---------- GIVEN RECORDS

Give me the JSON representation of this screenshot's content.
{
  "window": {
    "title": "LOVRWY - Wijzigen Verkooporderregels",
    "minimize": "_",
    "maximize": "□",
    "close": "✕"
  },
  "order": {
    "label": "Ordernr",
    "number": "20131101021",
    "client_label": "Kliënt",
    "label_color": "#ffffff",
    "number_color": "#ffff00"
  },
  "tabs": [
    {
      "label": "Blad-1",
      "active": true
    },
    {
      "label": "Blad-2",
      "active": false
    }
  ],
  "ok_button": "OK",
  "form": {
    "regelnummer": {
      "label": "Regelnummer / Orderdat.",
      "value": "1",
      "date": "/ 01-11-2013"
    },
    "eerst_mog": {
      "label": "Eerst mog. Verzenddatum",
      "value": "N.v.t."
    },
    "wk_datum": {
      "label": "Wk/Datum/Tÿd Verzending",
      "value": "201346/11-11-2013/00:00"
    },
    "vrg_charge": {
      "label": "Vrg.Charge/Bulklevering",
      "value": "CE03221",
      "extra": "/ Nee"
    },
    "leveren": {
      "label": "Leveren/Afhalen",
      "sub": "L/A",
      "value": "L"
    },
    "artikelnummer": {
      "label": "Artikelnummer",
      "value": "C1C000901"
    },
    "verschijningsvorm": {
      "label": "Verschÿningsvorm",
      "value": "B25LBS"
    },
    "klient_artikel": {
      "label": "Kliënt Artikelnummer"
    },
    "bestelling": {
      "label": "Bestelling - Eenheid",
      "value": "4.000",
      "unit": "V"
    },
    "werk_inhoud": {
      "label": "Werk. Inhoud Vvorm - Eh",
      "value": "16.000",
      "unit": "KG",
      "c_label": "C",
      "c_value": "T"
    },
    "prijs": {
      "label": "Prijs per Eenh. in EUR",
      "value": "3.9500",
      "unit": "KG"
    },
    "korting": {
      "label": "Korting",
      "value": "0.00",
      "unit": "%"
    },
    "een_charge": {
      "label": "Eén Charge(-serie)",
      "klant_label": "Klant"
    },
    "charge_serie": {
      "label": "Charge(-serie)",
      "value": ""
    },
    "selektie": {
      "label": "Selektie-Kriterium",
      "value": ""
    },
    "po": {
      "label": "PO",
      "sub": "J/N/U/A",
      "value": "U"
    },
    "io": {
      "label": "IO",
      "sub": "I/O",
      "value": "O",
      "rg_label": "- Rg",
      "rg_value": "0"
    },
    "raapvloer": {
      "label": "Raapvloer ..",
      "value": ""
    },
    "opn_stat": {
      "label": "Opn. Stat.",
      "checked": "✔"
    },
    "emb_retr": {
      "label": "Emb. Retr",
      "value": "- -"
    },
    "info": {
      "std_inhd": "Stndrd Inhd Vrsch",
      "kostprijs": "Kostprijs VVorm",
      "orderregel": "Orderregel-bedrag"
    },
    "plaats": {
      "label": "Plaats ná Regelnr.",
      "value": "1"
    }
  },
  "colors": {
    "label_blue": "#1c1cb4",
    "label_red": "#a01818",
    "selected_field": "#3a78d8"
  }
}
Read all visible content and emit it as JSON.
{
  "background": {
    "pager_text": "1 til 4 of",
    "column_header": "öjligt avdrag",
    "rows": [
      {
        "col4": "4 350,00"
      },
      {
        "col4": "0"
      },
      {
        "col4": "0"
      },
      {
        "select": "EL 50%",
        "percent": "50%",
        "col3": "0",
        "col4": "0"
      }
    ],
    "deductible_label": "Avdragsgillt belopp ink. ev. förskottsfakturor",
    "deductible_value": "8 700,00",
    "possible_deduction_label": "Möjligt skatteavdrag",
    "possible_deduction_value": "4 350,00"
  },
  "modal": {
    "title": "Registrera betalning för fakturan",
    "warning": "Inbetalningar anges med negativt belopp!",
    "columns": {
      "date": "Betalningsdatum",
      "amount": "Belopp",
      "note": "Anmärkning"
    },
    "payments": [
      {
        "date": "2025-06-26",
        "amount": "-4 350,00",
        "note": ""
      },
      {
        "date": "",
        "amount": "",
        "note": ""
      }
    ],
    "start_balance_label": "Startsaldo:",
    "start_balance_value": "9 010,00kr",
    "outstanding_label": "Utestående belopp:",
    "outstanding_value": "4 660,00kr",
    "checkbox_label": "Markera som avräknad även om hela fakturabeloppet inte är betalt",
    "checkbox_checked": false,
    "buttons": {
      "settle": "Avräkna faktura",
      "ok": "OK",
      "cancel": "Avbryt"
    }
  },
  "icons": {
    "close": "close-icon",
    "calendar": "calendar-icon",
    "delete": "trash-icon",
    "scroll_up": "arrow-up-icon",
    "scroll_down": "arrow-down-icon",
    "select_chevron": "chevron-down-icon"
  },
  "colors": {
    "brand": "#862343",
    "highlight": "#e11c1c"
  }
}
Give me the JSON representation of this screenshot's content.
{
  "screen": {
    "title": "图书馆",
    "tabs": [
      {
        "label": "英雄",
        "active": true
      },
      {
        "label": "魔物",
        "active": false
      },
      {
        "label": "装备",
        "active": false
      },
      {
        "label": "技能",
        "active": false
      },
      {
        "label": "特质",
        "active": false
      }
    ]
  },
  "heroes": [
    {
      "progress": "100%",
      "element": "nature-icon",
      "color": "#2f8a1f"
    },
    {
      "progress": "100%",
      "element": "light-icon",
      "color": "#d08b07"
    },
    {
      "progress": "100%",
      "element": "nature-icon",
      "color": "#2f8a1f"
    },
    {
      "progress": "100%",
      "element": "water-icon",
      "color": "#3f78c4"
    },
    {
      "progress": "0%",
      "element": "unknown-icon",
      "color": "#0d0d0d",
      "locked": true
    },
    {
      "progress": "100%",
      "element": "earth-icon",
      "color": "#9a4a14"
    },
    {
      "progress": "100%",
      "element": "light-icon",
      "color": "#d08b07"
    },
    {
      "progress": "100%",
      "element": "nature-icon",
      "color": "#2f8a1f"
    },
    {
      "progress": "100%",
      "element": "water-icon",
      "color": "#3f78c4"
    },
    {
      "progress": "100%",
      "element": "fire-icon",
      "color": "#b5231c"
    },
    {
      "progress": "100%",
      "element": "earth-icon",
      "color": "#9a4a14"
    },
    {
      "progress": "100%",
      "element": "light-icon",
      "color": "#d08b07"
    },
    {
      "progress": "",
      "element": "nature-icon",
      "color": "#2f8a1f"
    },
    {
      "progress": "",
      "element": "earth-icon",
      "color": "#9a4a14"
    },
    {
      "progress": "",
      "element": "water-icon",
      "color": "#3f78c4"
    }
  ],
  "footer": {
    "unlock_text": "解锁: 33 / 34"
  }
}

--------------------

*TASK*. Above are the records; copy all of them exactly.

*RESULT OF THIS EXERCISE*.
Give me the JSON representation of this screenshot's content.
{
  "window": {
    "title": "LOVRWY - Wijzigen Verkooporderregels",
    "minimize": "_",
    "maximize": "□",
    "close": "✕"
  },
  "order": {
    "label": "Ordernr",
    "number": "20131101021",
    "client_label": "Kliënt",
    "label_color": "#ffffff",
    "number_color": "#ffff00"
  },
  "tabs": [
    {
      "label": "Blad-1",
      "active": true
    },
    {
      "label": "Blad-2",
      "active": false
    }
  ],
  "ok_button": "OK",
  "form": {
    "regelnummer": {
      "label": "Regelnummer / Orderdat.",
      "value": "1",
      "date": "/ 01-11-2013"
    },
    "eerst_mog": {
      "label": "Eerst mog. Verzenddatum",
      "value": "N.v.t."
    },
    "wk_datum": {
      "label": "Wk/Datum/Tÿd Verzending",
      "value": "201346/11-11-2013/00:00"
    },
    "vrg_charge": {
      "label": "Vrg.Charge/Bulklevering",
      "value": "CE03221",
      "extra": "/ Nee"
    },
    "leveren": {
      "label": "Leveren/Afhalen",
      "sub": "L/A",
      "value": "L"
    },
    "artikelnummer": {
      "label": "Artikelnummer",
      "value": "C1C000901"
    },
    "verschijningsvorm": {
      "label": "Verschÿningsvorm",
      "value": "B25LBS"
    },
    "klient_artikel": {
      "label": "Kliënt Artikelnummer"
    },
    "bestelling": {
      "label": "Bestelling - Eenheid",
      "value": "4.000",
      "unit": "V"
    },
    "werk_inhoud": {
      "label": "Werk. Inhoud Vvorm - Eh",
      "value": "16.000",
      "unit": "KG",
      "c_label": "C",
      "c_value": "T"
    },
    "prijs": {
      "label": "Prijs per Eenh. in EUR",
      "value": "3.9500",
      "unit": "KG"
    },
    "korting": {
      "label": "Korting",
      "value": "0.00",
      "unit": "%"
    },
    "een_charge": {
      "label": "Eén Charge(-serie)",
      "klant_label": "Klant"
    },
    "charge_serie": {
      "label": "Charge(-serie)",
      "value": ""
    },
    "selektie": {
      "label": "Selektie-Kriterium",
      "value": ""
    },
    "po": {
      "label": "PO",
      "sub": "J/N/U/A",
      "value": "U"
    },
    "io": {
      "label": "IO",
      "sub": "I/O",
      "value": "O",
      "rg_label": "- Rg",
      "rg_value": "0"
    },
    "raapvloer": {
      "label": "Raapvloer ..",
      "value": ""
    },
    "opn_stat": {
      "label": "Opn. Stat.",
      "checked": "✔"
    },
    "emb_retr": {
      "label": "Emb. Retr",
      "value": "- -"
    },
    "info": {
      "std_inhd": "Stndrd Inhd Vrsch",
      "kostprijs": "Kostprijs VVorm",
      "orderregel": "Orderregel-bedrag"
    },
    "plaats": {
      "label": "Plaats ná Regelnr.",
      "value": "1"
    }
  },
  "colors": {
    "label_blue": "#1c1cb4",
    "label_red": "#a01818",
    "selected_field": "#3a78d8"
  }
}
Read all visible content and emit it as JSON.
{
  "background": {
    "pager_text": "1 til 4 of",
    "column_header": "öjligt avdrag",
    "rows": [
      {
        "col4": "4 350,00"
      },
      {
        "col4": "0"
      },
      {
        "col4": "0"
      },
      {
        "select": "EL 50%",
        "percent": "50%",
        "col3": "0",
        "col4": "0"
      }
    ],
    "deductible_label": "Avdragsgillt belopp ink. ev. förskottsfakturor",
    "deductible_value": "8 700,00",
    "possible_deduction_label": "Möjligt skatteavdrag",
    "possible_deduction_value": "4 350,00"
  },
  "modal": {
    "title": "Registrera betalning för fakturan",
    "warning": "Inbetalningar anges med negativt belopp!",
    "columns": {
      "date": "Betalningsdatum",
      "amount": "Belopp",
      "note": "Anmärkning"
    },
    "payments": [
      {
        "date": "2025-06-26",
        "amount": "-4 350,00",
        "note": ""
      },
      {
        "date": "",
        "amount": "",
        "note": ""
      }
    ],
    "start_balance_label": "Startsaldo:",
    "start_balance_value": "9 010,00kr",
    "outstanding_label": "Utestående belopp:",
    "outstanding_value": "4 660,00kr",
    "checkbox_label": "Markera som avräknad även om hela fakturabeloppet inte är betalt",
    "checkbox_checked": false,
    "buttons": {
      "settle": "Avräkna faktura",
      "ok": "OK",
      "cancel": "Avbryt"
    }
  },
  "icons": {
    "close": "close-icon",
    "calendar": "calendar-icon",
    "delete": "trash-icon",
    "scroll_up": "arrow-up-icon",
    "scroll_down": "arrow-down-icon",
    "select_chevron": "chevron-down-icon"
  },
  "colors": {
    "brand": "#862343",
    "highlight": "#e11c1c"
  }
}
Give me the JSON representation of this screenshot's content.
{
  "screen": {
    "title": "图书馆",
    "tabs": [
      {
        "label": "英雄",
        "active": true
      },
      {
        "label": "魔物",
        "active": false
      },
      {
        "label": "装备",
        "active": false
      },
      {
        "label": "技能",
        "active": false
      },
      {
        "label": "特质",
        "active": false
      }
    ]
  },
  "heroes": [
    {
      "progress": "100%",
      "element": "nature-icon",
      "color": "#2f8a1f"
    },
    {
      "progress": "100%",
      "element": "light-icon",
      "color": "#d08b07"
    },
    {
      "progress": "100%",
      "element": "nature-icon",
      "color": "#2f8a1f"
    },
    {
      "progress": "100%",
      "element": "water-icon",
      "color": "#3f78c4"
    },
    {
      "progress": "0%",
      "element": "unknown-icon",
      "color": "#0d0d0d",
      "locked": true
    },
    {
      "progress": "100%",
      "element": "earth-icon",
      "color": "#9a4a14"
    },
    {
      "progress": "100%",
      "element": "light-icon",
      "color": "#d08b07"
    },
    {
      "progress": "100%",
      "element": "nature-icon",
      "color": "#2f8a1f"
    },
    {
      "progress": "100%",
      "element": "water-icon",
      "color": "#3f78c4"
    },
    {
      "progress": "100%",
      "element": "fire-icon",
      "color": "#b5231c"
    },
    {
      "progress": "100%",
      "element": "earth-icon",
      "color": "#9a4a14"
    },
    {
      "progress": "100%",
      "element": "light-icon",
      "color": "#d08b07"
    },
    {
      "progress": "",
      "element": "nature-icon",
      "color": "#2f8a1f"
    },
    {
      "progress": "",
      "element": "earth-icon",
      "color": "#9a4a14"
    },
    {
      "progress": "",
      "element": "water-icon",
      "color": "#3f78c4"
    }
  ],
  "footer": {
    "unlock_text": "解锁: 33 / 34"
  }
}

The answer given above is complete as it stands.